* _Given request_:
Where a line holds the string "JSON", return that line.

━━━━━ Data provided ━━━━━

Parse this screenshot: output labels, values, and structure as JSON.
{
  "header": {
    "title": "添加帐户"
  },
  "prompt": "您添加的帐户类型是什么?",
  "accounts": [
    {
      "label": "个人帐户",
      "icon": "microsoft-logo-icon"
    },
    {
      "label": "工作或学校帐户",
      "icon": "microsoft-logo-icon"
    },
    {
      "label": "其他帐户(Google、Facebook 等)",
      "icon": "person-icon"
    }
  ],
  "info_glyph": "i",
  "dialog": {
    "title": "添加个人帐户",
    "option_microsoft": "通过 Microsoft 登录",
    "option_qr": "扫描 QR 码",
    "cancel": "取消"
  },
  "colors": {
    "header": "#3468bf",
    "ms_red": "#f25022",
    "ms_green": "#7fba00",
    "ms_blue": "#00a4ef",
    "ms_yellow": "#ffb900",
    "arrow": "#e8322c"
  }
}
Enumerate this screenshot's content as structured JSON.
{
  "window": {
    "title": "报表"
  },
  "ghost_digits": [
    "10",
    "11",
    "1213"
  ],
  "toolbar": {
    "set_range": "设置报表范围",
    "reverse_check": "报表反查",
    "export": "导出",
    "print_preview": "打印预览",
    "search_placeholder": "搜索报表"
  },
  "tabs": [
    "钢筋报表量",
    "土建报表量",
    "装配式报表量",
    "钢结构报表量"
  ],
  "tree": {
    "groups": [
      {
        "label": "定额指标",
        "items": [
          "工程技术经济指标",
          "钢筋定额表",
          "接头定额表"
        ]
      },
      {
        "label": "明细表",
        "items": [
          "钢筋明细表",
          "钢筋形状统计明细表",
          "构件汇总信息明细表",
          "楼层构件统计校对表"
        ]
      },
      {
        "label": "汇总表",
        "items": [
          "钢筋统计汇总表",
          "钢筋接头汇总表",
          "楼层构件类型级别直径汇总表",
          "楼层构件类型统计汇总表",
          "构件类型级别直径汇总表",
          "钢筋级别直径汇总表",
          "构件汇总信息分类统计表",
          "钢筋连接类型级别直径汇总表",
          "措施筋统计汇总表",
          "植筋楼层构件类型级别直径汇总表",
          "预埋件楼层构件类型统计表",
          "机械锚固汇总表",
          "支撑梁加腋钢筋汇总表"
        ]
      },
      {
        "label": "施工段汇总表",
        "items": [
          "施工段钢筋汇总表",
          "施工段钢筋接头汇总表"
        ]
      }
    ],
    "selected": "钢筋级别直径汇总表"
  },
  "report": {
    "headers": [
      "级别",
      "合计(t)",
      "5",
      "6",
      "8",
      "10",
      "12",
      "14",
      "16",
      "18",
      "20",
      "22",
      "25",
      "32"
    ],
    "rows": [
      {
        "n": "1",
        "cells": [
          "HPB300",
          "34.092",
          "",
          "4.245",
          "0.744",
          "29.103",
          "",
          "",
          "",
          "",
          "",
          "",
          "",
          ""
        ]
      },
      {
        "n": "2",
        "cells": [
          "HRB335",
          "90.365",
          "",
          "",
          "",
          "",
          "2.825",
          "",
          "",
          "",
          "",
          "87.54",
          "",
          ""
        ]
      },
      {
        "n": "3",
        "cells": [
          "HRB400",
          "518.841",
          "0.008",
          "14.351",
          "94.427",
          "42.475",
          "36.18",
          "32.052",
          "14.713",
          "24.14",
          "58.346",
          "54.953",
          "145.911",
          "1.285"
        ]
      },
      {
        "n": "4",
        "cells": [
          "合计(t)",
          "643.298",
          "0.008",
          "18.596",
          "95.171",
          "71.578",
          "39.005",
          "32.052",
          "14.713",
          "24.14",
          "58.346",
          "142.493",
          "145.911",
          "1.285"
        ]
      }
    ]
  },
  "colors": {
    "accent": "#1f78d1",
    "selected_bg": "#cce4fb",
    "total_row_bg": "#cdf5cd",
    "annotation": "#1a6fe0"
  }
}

━━━━━

* _Response to the exercise_:
Parse this screenshot: output labels, values, and structure as JSON.
Enumerate this screenshot's content as structured JSON.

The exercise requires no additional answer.